Direction:
Find the lines below that contain the word "this" and count them. Only the number should be given.

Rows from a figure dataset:
- - - -

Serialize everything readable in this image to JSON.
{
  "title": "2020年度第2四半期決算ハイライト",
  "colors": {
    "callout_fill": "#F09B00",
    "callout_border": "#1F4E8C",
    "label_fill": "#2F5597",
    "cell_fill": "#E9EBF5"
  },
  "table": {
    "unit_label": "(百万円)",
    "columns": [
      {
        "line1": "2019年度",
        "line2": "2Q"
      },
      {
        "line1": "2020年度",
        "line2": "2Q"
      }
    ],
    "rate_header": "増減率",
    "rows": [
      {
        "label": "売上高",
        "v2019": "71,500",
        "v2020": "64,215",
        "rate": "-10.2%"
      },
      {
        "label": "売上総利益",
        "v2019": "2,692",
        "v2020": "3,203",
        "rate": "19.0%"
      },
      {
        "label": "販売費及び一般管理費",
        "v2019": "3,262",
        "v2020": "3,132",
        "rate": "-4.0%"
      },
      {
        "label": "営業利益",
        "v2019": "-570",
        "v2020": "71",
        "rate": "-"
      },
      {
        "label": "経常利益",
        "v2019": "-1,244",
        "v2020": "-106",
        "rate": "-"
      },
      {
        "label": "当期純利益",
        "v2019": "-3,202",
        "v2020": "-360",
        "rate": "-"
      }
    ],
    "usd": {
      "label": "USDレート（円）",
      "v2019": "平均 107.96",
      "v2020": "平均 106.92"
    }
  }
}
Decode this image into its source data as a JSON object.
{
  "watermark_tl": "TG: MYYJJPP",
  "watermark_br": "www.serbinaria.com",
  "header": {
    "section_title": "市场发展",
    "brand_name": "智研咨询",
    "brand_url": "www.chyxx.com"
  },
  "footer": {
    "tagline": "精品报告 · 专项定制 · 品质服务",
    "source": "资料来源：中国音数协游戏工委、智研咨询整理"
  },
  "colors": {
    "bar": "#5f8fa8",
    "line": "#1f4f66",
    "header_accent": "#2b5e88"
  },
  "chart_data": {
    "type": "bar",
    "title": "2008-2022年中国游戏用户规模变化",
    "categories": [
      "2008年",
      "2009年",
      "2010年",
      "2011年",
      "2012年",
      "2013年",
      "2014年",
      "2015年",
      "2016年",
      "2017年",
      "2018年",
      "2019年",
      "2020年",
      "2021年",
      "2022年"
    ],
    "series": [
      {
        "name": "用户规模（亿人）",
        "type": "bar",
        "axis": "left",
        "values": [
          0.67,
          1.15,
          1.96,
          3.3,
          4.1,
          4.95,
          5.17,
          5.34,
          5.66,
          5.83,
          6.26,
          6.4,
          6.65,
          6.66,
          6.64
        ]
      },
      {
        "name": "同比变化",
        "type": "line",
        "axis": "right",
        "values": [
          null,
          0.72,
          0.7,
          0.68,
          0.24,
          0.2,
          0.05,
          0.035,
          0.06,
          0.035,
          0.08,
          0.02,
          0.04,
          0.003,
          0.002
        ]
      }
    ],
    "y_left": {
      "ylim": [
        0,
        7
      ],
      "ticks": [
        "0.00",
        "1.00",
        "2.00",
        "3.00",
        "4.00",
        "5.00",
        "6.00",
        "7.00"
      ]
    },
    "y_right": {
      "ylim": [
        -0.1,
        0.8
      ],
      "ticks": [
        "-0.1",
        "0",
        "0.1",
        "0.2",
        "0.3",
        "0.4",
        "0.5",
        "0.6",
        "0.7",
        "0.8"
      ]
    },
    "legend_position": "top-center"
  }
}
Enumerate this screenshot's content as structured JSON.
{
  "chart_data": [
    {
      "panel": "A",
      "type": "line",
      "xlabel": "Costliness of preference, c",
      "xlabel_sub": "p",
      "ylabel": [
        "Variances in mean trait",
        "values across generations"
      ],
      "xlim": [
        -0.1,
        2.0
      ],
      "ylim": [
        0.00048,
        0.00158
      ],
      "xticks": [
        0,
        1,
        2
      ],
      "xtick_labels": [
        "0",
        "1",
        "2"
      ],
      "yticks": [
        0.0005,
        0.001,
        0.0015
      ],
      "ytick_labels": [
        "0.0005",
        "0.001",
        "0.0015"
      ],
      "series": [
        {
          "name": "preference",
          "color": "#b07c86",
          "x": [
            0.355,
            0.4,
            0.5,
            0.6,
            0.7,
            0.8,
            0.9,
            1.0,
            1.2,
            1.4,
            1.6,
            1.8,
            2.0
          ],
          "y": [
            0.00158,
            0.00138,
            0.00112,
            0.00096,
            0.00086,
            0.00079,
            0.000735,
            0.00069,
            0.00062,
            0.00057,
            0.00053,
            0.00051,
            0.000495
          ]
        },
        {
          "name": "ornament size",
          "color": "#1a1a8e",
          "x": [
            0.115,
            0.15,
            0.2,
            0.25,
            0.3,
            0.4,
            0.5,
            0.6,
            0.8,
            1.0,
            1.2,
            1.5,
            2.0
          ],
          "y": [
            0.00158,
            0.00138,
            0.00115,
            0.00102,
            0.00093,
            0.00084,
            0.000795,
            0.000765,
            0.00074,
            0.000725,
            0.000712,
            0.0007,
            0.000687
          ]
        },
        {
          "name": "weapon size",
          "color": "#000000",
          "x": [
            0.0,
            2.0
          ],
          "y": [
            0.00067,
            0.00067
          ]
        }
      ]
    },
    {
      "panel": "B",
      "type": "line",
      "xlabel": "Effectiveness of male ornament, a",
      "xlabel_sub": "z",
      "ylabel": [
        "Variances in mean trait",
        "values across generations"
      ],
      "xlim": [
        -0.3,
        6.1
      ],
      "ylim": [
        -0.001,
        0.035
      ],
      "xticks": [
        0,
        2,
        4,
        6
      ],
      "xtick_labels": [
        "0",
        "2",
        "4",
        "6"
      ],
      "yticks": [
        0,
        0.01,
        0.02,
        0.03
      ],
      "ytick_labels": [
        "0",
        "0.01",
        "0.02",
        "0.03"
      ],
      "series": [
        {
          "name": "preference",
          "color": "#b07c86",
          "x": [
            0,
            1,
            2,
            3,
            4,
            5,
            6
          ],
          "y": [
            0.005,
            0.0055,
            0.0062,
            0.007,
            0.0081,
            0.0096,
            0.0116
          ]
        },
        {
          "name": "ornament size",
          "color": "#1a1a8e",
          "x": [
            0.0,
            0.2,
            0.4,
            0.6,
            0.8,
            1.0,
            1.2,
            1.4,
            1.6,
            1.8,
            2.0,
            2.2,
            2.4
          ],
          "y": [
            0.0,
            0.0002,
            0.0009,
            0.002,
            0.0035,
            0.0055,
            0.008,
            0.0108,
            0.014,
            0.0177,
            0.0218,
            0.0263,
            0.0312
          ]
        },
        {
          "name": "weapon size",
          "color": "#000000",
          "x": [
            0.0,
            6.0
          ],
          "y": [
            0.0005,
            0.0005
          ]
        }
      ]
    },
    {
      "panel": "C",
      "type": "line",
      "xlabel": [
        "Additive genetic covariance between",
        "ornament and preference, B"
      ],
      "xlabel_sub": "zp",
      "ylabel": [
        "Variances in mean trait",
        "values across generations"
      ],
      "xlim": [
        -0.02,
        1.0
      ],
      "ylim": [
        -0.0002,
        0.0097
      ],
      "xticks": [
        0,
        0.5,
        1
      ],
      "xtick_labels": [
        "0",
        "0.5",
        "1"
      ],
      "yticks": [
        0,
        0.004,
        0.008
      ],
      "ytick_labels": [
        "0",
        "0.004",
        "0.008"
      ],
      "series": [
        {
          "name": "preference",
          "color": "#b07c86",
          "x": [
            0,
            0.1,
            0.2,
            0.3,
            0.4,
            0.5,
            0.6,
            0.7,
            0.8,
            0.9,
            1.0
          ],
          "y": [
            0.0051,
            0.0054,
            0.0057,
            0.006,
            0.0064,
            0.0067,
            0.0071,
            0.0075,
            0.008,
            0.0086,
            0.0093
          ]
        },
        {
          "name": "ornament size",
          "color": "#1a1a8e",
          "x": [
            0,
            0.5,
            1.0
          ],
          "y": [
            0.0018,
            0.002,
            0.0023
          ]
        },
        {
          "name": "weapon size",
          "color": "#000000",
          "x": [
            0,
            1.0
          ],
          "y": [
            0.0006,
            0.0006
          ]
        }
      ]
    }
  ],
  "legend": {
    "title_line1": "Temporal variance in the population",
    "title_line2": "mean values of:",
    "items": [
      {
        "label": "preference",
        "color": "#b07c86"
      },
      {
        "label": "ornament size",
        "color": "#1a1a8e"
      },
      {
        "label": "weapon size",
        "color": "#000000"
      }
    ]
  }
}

- - - -

Exercise answer:
3